⟨

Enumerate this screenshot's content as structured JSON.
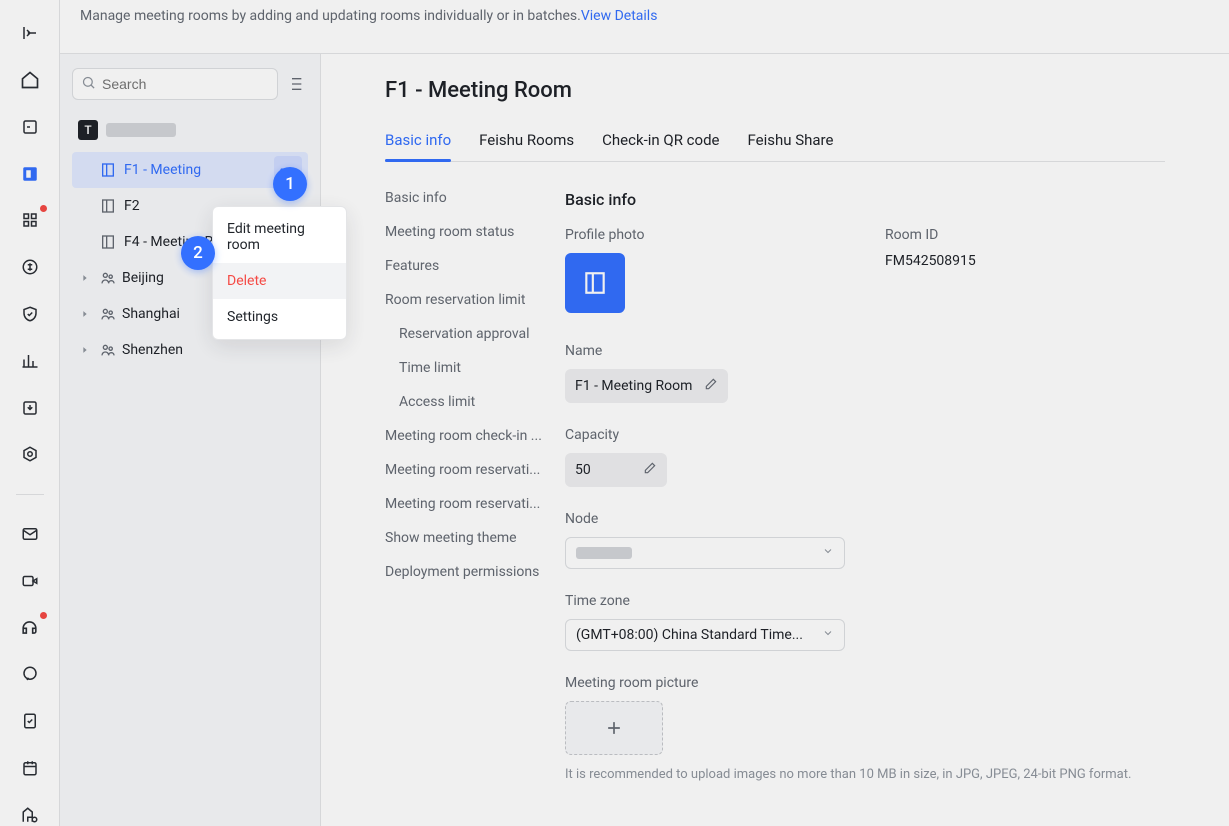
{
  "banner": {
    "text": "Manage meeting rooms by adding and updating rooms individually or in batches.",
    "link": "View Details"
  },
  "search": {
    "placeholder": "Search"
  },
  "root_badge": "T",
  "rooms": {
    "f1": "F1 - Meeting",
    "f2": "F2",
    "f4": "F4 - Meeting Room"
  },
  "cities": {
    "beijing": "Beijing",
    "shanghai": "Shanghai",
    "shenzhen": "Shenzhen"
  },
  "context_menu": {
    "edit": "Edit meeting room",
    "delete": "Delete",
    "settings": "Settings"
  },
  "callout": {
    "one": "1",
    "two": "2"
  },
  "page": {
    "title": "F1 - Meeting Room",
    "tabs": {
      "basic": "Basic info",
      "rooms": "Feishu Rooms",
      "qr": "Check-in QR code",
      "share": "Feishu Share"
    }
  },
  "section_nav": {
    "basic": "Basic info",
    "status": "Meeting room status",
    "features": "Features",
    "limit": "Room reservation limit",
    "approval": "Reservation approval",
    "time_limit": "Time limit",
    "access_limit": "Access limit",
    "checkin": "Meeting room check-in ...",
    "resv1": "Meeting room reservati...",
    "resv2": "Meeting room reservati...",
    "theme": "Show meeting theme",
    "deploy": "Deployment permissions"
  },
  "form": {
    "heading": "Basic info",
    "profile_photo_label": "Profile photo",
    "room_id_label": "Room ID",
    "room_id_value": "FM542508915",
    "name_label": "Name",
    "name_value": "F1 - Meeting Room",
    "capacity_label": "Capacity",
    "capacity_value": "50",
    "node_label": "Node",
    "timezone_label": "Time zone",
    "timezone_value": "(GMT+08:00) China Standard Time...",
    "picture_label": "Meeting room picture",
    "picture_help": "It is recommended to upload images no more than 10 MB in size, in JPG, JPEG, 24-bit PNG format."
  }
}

⟩
⟨

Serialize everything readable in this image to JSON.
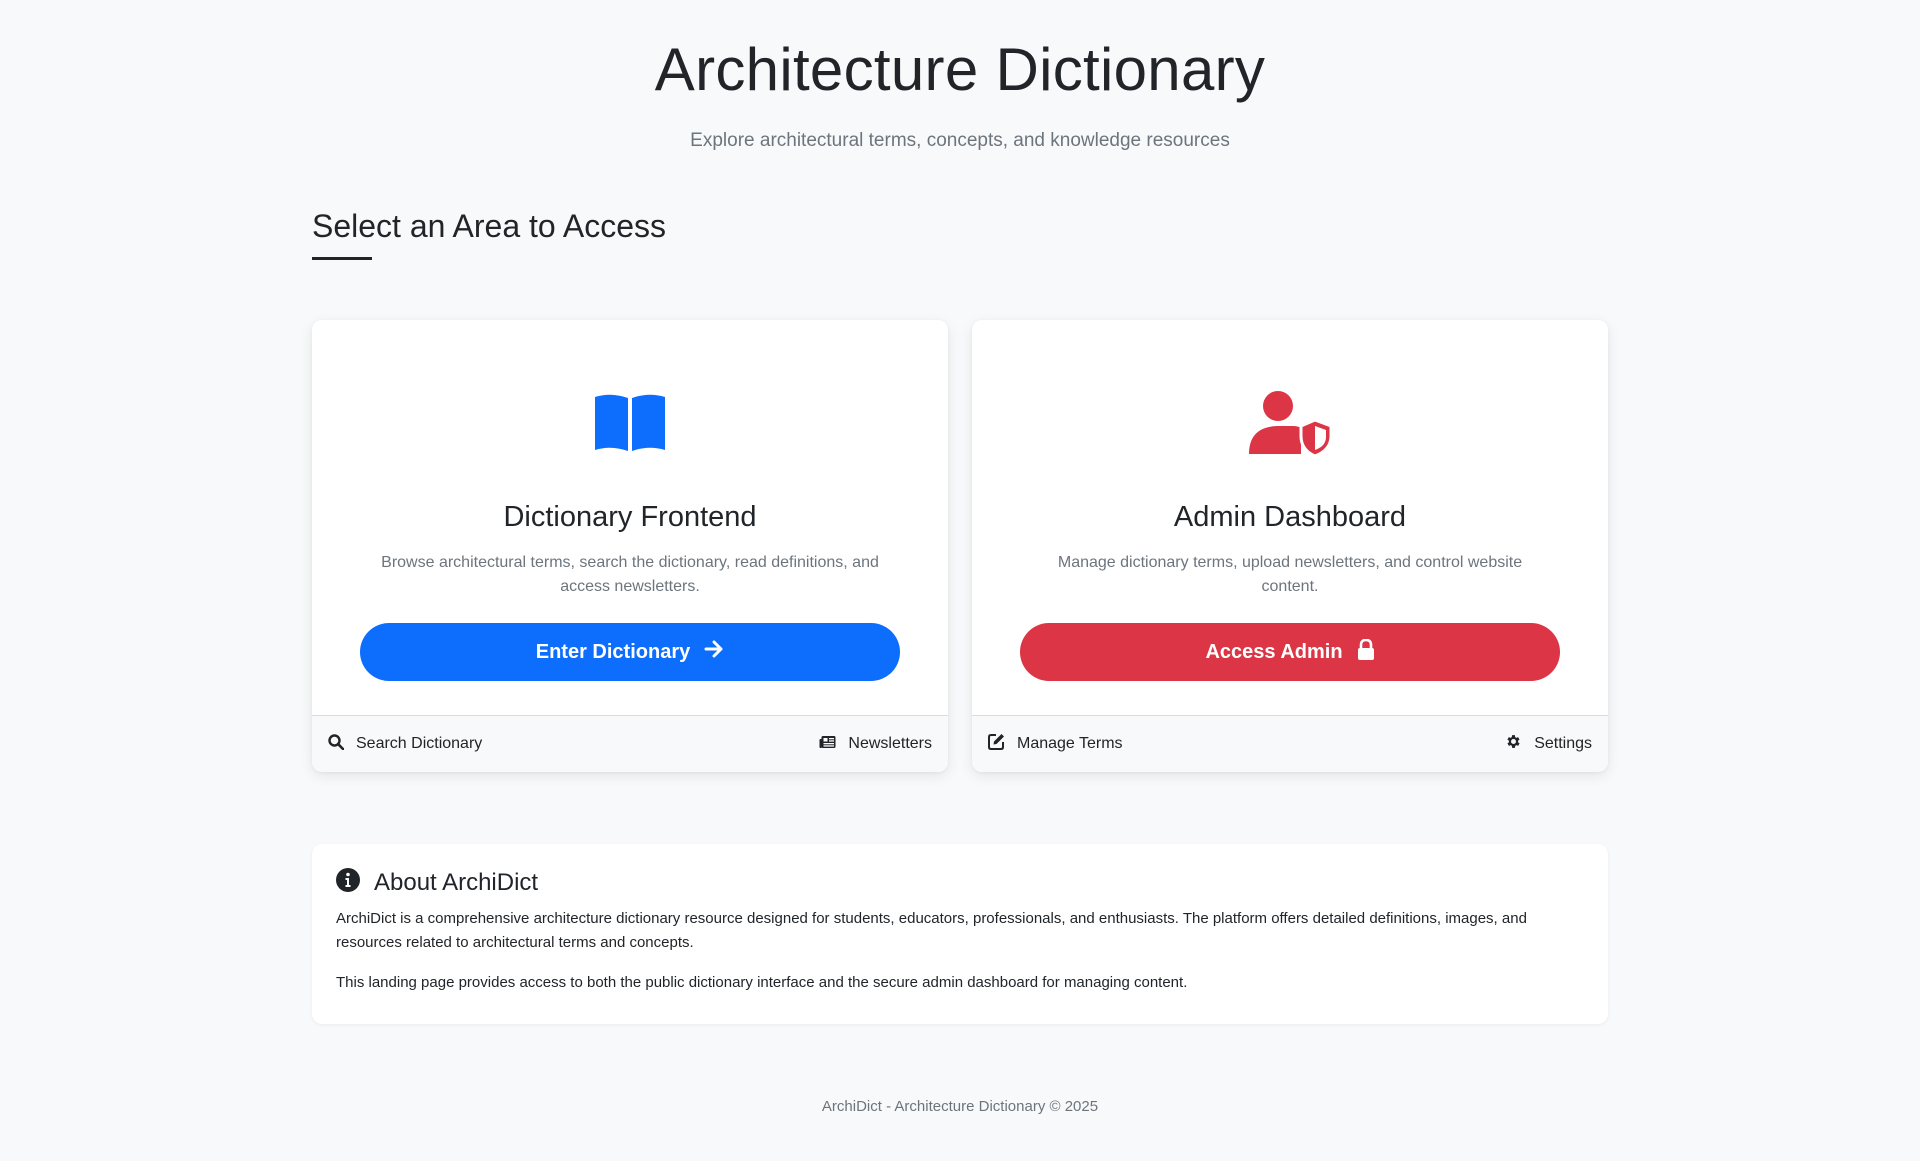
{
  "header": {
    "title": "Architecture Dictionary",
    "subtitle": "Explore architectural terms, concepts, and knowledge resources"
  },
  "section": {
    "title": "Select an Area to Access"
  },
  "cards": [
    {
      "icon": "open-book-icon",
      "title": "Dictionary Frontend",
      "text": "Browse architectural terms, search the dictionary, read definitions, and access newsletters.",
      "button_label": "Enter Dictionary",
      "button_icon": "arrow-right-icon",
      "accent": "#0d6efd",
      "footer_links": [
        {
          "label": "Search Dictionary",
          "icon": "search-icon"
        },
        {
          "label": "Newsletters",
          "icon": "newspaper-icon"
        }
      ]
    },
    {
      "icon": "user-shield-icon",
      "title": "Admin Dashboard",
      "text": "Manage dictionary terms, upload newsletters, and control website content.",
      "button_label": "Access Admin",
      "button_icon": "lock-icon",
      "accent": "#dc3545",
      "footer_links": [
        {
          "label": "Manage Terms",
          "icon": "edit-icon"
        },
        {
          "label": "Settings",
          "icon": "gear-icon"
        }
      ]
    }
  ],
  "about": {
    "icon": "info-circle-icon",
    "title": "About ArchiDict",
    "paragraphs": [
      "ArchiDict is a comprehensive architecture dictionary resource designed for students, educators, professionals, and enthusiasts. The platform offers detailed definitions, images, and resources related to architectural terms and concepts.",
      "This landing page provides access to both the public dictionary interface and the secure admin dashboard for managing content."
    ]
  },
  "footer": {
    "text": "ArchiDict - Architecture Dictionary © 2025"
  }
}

⟩

Description of the task: For each line of the entries that includes "ArchiDict", show that line.

Written answer:
    "title": "About ArchiDict",
      "ArchiDict is a comprehensive architecture dictionary resource designed for students, educators, professionals, and enthusiasts. The platform offers detailed definitions, images, and resources related to architectural terms and concepts.",
    "text": "ArchiDict - Architecture Dictionary © 2025"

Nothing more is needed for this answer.